**Trecho da página**
■ ■ ■ ■ ■ ■ ■

Quando você escreveu “Heart That Kills You”? Coisa linda!
WILL, MELBOURNE, AUSTRÁLIA

Você parece ter vivido em muitos países diferentes. Por que você saiu de Brighton? Onde você mora agora?
LINDA, BRIGHTON, RU

Você não está mais furioso pra caralho?
HELEN, MONTREAL, CANADÁ

Caros Will, Linda e Helen,

É muito difícil lembrar as circunstâncias em torno das quais nasceram muitas das canções do álbum “B Sides & Rarities Part II”, porque a maioria foi escrita no período imediatamente após a morte de meu filho. Parte da minha própria experiência de luto foi uma espécie de esquecimento — onde porções significativas da minha vida após a morte de Arthur parecem em grande parte perdidas para mim, ou melhor, tão esquecidas que têm pouca relação com a verdade.

Acabei de ouvir ‘Heart That Kills You’ e posso dizer claramente, pela letra, que foi escrita após a morte de Arthur, e provavelmente é um fragmento de música rejeitado ou esquecido que encontrou seu caminho nas sessões que Warren e eu fizemos antes da produção de Ghosteen. Tem aquele som de desejo e busca.

A canção trata de Adão e Eva, um tema recorrente sobre marido e mulher que parece ter sido usado em algumas canções da época. Assim ela começa -

Adão observa sua pequena Eva

Dormindo em meio à neve

Os amantes foram expulsos de seu ordinário Éden pela aparição de serpentes que vêm na forma de uma catástrofe, e -

Enterram dentro dela as suas presas

O verso termina com as linhas -

Não, não podemos ficar; como maçãs, cairemos

E partiremos do jardim até Los Angeles.

O segundo verso se passa no vôo para Los Angeles e começa com a linha -

Estamos começando nossa descida

Eva olha pela janela e observa -

Bebês andando nas nuvens, transformando-se em nuvens

Conforme o avião — ‘a lata’ — se inclina para baixo

E como uma maçã cai

Numa era velha e furiosa

Raramente olho para o passado e, por isso, fico grato por você ter me levado de volta até essa música, porque ela contém alguns adoráveis ​impulsos ​de prazer lírico. Digo isso como alguém que não tem nenhuma lembrança da concepção ou intenção da música, e que sente que quase não teve muito a ver com a sua composição.

■ ■ ■ ■ ■ ■ ■

**Material fornecido**
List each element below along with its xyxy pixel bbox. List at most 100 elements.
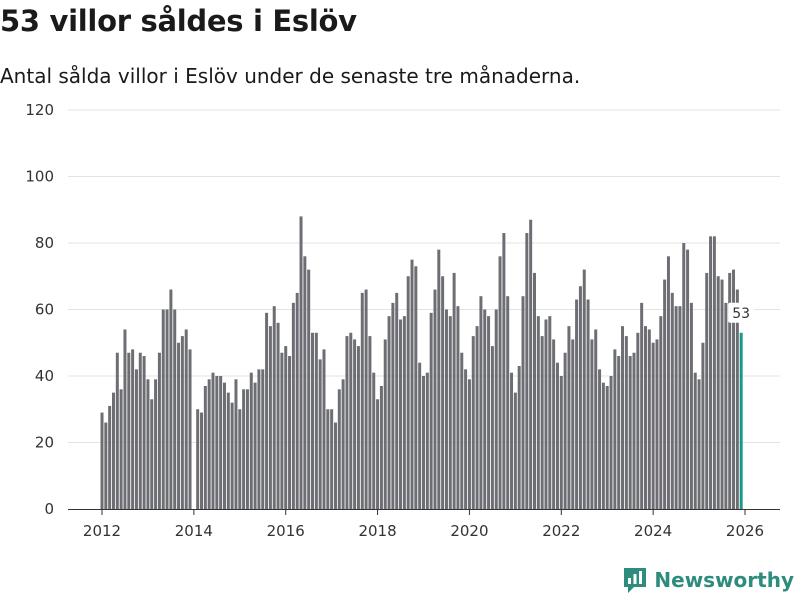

■ ■ ■ ■ ■ ■ ■

**Lista de tarefas**
1. Responda com base no trecho:
(a) Com quem foram feitas as sessões antes da produção de Ghosteen?
(b) De qual casal trata a canção "Heart That Kills You"?
(c) Para qual cidade vai o voo em que se passa o segundo verso?
2. Liste todas as pessoas que assinam as perguntas no começo do trecho, com a cidade e o país de cada uma.

**Respostas às tarefas**
1.
(a) Com Warren.
(b) De Adão e Eva.
(c) Para Los Angeles.

2.
- Will, de Melbourne, Austrália
- Linda, de Brighton, RU
- Helen, de Montreal, Canadá